2° le TCM  marque le souci de juger les moins de 18 ans comme des adultes qu'ils ne sont pas.  On ne juge pas seulement des individus sur ce qu'ils ont fait, mais sur ce qu'ils sont. Au regard de la loi de 1906 - reconnu à dimension constitutionnelle en 2002 - les moins de 18 ans sont des enfants au sens juridique du terme. Nous devons donc les juger comme tels : devant des juridictions spécialisés et avec un droit spécial. Tel est notre engagement international. J'ajoute qui si l'on veut abaisser la majorité pénale il faut abaisser de la même manière la majorité civile. Je doute que les français y soient prêts.

> **DONNÉES BRUTES**

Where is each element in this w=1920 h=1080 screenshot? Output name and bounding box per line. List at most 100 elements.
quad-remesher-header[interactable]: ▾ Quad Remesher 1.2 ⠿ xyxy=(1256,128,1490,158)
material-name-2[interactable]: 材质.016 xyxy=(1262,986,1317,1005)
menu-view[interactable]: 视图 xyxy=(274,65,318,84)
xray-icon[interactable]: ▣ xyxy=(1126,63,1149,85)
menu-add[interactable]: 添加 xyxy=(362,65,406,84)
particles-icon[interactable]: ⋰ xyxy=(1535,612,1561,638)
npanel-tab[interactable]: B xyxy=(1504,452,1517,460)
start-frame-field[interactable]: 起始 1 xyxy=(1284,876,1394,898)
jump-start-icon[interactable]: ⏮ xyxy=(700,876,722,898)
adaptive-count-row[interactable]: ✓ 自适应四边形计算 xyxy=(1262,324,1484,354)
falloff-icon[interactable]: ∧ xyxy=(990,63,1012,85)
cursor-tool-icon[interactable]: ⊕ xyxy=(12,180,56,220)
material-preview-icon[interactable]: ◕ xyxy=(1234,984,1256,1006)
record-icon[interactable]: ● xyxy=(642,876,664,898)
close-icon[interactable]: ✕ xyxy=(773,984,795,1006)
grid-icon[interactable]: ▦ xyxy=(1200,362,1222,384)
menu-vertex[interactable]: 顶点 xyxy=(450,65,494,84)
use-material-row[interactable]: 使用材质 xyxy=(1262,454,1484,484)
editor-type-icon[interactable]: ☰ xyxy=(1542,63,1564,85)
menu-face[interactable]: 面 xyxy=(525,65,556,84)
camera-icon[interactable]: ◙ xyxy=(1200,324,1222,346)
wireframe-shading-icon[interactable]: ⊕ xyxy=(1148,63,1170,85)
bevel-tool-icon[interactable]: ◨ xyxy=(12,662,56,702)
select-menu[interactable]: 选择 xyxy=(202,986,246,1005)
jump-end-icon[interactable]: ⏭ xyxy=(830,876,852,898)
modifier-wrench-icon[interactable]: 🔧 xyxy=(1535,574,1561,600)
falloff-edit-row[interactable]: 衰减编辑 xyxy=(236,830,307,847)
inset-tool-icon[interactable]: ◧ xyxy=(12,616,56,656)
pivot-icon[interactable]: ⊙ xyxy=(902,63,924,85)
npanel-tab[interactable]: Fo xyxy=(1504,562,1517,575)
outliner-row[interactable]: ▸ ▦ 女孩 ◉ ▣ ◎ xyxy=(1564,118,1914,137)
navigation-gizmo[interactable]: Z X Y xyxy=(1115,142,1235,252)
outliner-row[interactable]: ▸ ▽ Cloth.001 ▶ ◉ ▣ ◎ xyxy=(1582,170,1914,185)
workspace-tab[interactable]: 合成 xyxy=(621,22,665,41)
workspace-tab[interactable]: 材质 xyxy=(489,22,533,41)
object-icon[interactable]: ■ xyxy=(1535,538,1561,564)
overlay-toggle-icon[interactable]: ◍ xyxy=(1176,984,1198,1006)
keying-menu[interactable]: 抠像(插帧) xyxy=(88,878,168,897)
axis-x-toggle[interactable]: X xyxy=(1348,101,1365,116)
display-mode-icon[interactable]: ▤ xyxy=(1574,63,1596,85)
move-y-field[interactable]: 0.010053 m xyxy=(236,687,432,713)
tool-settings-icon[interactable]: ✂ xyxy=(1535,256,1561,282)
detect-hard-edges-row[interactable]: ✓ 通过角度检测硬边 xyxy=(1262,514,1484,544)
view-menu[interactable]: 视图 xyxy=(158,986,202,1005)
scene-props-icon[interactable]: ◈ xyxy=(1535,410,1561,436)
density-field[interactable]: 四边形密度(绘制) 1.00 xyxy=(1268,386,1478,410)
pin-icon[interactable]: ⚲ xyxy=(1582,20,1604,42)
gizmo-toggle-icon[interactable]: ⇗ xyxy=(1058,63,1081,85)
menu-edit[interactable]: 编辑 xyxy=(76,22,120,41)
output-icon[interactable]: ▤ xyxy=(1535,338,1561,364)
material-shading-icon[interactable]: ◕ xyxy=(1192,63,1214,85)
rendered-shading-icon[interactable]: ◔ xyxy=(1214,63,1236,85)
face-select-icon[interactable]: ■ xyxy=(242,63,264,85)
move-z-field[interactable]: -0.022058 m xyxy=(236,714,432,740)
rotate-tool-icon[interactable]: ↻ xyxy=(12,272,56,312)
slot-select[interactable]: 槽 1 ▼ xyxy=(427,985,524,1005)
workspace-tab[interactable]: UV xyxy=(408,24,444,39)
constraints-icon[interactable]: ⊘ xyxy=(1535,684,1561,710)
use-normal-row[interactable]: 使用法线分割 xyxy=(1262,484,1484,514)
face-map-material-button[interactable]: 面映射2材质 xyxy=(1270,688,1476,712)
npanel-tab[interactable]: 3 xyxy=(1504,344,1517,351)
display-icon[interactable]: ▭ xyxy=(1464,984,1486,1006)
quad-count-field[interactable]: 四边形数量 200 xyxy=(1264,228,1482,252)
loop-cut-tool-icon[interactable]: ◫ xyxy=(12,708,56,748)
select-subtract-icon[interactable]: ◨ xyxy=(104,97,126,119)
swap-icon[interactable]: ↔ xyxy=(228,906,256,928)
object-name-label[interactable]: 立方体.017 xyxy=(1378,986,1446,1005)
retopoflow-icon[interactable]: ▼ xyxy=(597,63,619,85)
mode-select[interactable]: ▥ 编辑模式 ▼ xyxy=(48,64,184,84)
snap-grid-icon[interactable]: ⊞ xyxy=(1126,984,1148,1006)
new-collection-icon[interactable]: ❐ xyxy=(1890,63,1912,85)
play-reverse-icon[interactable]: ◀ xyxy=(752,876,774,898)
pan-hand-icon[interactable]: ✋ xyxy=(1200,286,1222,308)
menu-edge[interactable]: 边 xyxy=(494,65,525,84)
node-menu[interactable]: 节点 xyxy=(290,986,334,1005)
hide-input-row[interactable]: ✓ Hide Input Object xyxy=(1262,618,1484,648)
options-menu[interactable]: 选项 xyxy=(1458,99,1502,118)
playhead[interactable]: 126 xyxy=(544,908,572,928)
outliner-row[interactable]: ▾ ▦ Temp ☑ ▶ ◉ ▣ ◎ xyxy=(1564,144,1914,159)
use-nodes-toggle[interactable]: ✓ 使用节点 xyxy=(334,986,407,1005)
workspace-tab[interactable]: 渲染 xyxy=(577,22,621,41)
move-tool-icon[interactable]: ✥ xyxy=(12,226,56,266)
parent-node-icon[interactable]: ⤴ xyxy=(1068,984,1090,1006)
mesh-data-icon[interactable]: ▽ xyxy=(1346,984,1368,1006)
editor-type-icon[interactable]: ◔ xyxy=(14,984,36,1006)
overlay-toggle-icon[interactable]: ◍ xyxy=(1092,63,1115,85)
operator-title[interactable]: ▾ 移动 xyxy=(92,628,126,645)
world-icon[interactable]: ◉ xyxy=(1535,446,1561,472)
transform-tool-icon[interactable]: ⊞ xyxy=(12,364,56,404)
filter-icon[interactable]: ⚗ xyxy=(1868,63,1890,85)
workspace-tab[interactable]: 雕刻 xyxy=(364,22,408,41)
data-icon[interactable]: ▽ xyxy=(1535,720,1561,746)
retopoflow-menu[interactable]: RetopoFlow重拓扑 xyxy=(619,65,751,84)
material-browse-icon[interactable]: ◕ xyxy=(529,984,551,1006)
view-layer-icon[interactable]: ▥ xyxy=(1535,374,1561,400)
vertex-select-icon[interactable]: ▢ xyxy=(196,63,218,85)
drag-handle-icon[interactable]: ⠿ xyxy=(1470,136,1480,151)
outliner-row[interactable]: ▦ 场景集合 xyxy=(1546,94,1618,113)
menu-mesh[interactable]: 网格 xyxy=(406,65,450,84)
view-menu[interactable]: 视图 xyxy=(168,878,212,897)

> **EXERCICE 1**
Recopiez le passage de l'extrait sur le jugement des mineurs compris entre « 2° le TCM  marque » et « y soient prêts. », bornes incluses.
> **EXERCICE 2**
Reprenez le texte sur le jugement des mineurs là où il s'arrête et poursuivez-le.

> **BONNE RÉPONSE 1**
2° le TCM  marque le souci de juger les moins de 18 ans comme des adultes qu'ils ne sont pas.  On ne juge pas seulement des individus sur ce qu'ils ont fait, mais sur ce qu'ils sont. Au regard de la loi de 1906 - reconnu à dimension constitutionnelle en 2002 - les moins de 18 ans sont des enfants au sens juridique du terme. Nous devons donc les juger comme tels : devant des juridictions spécialisés et avec un droit spécial. Tel est notre engagement international. J'ajoute qui si l'on veut abaisser la majorité pénale il faut abaisser de la même manière la majorité civile. Je doute que les français y soient prêts.

> **BONNE RÉPONSE 2**
3° La loi du 10 août 2011 est une défiance injuste à l'égard des juges des enfants et des assesseurs au tribunal pour enfants.  Non pas que les juges professionnels qui viennent siéger au TCM soient incompétents, mais  ils ne sont pas spécialisés sur les thème de l'enfance. Enverrait-on un journaliste sportif, même de qualité, couvrir le G20 ? Les auteurs de la loi voulaient "encadrer" le juge spécialisé, sous entendu pour combattre son prétendu laxisme. Concrétisant l'engagement souscrit par François Hollande candidat Mme Taubira vient remettre les pendules à l'heure en affirmant sa confiance envers les juridictions pour enfants.

Remettons enfin les pendules à l'heure : ce ne sont  que quelques centaines de procédures qui sont concernées sur 70 000 dont nous  avons à connaitre. Mais certains gestes symboliques s'imposent et celui s'imposait.

A ceux qui jettent des cris d’orfraie sur une mesure annoncée de la part des adversaires de la loi du 10 août 2011 avant même qu'elle  soit adoptée, il faut désormais dire qu'avec le même souci positif de combattre la récidive le le gouvernement aura le souci de veiller à  e que toute mesure éducative décidée par un juge sera mise en oeuvre immédiatement. Et non pas dans les 35 jours comme c'est le cas actuellement dans la situation dont il hérite. La prison exécute immédiatement les mandats qui lui sont confiés ; pas les services sociaux judiciaires.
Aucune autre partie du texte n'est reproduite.